What to do
Determine how many lines in these records hold "chat". Only the number is wanted.

-- start Exercise input --

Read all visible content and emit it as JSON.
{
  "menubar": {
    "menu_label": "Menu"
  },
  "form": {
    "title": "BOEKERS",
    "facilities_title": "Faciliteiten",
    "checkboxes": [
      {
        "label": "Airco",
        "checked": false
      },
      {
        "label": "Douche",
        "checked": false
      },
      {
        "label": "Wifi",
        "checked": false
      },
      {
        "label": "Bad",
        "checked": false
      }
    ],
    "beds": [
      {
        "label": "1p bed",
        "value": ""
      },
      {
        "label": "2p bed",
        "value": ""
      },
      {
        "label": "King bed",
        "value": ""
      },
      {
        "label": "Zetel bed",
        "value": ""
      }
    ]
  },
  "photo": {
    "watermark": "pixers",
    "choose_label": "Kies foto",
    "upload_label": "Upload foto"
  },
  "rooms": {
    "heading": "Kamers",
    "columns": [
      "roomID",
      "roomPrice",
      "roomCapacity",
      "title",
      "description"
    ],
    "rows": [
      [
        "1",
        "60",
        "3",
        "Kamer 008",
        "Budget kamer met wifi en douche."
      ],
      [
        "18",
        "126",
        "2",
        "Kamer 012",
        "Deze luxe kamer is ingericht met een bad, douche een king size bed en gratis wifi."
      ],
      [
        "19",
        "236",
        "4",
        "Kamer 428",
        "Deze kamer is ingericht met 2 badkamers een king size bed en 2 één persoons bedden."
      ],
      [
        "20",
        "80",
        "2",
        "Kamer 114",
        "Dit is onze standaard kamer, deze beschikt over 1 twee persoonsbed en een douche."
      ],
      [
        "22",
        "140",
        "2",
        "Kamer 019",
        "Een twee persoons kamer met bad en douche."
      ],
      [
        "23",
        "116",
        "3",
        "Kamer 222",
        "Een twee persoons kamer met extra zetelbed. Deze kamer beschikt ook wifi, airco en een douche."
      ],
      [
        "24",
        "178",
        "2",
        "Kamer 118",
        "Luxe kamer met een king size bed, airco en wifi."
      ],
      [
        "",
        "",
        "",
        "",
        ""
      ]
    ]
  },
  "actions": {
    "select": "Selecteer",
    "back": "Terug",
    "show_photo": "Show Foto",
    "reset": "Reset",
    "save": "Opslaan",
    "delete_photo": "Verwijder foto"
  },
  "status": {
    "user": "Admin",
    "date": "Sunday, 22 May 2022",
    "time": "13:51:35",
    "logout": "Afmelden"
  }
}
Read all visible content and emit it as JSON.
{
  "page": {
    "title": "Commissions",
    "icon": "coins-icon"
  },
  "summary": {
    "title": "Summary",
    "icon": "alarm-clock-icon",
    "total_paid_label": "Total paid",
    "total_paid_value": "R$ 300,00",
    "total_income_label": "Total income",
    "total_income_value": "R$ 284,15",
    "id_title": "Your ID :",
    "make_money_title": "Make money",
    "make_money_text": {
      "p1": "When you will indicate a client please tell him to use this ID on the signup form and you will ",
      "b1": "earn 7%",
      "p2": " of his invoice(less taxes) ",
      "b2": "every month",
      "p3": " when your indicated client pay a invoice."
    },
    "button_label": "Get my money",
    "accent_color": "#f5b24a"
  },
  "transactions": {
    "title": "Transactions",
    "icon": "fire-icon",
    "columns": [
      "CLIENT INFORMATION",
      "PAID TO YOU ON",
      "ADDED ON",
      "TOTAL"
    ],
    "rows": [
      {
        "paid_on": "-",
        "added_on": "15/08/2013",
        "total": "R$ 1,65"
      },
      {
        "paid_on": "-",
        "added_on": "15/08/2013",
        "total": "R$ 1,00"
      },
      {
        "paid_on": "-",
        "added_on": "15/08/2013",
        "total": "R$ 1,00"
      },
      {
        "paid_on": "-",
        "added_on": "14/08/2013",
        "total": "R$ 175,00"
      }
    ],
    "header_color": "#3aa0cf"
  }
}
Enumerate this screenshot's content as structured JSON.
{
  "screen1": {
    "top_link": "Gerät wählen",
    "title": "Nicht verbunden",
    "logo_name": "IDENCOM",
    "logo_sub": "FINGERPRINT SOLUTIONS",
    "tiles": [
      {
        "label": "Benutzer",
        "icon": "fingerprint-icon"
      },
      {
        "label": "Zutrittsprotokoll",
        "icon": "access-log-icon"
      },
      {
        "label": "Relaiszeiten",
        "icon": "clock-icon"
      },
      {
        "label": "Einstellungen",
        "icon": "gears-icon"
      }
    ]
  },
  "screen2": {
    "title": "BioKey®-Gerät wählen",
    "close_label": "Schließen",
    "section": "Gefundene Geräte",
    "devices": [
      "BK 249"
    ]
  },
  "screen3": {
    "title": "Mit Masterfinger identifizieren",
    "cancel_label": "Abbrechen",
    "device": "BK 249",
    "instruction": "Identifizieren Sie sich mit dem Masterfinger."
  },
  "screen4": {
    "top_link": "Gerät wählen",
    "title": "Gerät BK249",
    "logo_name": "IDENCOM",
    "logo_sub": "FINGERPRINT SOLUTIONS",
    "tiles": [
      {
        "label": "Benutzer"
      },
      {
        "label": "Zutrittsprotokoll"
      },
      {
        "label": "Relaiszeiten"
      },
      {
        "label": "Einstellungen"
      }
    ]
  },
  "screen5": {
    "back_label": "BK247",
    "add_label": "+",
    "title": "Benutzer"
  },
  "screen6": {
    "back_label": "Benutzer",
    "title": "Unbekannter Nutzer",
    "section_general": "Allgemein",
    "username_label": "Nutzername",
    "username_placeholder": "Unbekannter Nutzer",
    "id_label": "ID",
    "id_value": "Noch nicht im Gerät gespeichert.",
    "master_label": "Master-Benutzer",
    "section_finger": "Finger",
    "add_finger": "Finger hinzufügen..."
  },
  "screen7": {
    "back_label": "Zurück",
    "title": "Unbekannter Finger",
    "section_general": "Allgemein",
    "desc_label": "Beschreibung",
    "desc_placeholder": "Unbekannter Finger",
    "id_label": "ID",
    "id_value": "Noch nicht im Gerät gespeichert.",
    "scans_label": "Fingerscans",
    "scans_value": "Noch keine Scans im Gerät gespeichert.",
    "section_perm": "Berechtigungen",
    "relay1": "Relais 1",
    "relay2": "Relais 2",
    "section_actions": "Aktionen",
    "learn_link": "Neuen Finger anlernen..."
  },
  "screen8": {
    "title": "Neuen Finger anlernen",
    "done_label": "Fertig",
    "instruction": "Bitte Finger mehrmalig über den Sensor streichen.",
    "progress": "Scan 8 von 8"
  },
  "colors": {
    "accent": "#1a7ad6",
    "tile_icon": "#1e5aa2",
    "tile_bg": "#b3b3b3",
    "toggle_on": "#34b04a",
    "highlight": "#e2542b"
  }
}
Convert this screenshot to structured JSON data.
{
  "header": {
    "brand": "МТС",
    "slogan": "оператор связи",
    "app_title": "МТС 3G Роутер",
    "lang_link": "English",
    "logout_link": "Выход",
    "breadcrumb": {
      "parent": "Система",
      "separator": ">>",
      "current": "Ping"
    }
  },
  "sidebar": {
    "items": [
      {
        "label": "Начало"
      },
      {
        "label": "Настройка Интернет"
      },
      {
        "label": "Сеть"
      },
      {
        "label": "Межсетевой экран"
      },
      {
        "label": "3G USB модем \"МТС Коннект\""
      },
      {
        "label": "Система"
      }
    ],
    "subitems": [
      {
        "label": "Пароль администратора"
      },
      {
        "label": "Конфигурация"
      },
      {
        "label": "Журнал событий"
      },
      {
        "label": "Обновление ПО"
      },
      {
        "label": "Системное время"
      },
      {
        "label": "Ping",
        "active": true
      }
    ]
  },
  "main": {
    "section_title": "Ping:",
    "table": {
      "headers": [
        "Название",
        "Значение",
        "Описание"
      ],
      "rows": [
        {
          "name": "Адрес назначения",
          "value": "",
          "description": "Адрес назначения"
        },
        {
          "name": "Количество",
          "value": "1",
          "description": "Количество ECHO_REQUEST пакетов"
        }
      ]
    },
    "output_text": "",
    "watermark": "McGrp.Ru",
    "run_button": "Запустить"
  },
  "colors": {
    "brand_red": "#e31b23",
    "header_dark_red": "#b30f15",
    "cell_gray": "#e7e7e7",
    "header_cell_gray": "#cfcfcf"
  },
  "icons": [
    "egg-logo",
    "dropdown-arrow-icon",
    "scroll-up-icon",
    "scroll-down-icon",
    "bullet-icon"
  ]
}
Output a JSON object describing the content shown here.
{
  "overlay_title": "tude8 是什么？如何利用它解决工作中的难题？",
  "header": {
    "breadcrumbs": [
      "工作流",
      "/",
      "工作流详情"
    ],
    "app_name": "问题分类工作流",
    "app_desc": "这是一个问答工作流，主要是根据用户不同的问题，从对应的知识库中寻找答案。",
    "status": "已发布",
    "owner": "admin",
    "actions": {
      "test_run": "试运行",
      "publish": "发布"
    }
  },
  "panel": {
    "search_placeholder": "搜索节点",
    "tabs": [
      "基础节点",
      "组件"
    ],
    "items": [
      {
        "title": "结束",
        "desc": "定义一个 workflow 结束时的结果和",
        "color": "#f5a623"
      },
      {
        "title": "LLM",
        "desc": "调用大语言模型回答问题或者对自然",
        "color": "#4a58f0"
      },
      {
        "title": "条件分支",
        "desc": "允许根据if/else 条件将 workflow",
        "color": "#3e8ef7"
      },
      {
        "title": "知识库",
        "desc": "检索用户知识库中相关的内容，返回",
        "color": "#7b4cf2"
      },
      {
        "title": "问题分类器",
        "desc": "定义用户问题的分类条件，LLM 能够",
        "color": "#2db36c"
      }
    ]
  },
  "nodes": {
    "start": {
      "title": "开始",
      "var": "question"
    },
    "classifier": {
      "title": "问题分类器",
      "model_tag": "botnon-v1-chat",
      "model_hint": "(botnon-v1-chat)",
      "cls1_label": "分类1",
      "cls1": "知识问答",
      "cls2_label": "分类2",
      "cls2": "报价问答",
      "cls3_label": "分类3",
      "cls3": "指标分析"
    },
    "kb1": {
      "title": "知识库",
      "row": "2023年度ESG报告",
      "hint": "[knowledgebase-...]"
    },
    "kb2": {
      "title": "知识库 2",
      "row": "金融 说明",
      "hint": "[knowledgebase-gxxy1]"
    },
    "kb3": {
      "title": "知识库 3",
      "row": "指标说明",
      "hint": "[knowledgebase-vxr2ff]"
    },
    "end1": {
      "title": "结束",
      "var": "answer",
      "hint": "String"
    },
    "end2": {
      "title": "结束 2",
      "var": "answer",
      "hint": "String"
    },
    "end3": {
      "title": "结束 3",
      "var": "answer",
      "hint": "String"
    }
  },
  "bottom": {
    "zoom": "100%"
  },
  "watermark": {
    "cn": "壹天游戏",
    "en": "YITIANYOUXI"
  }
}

-- end Exercise input --

Solution below
2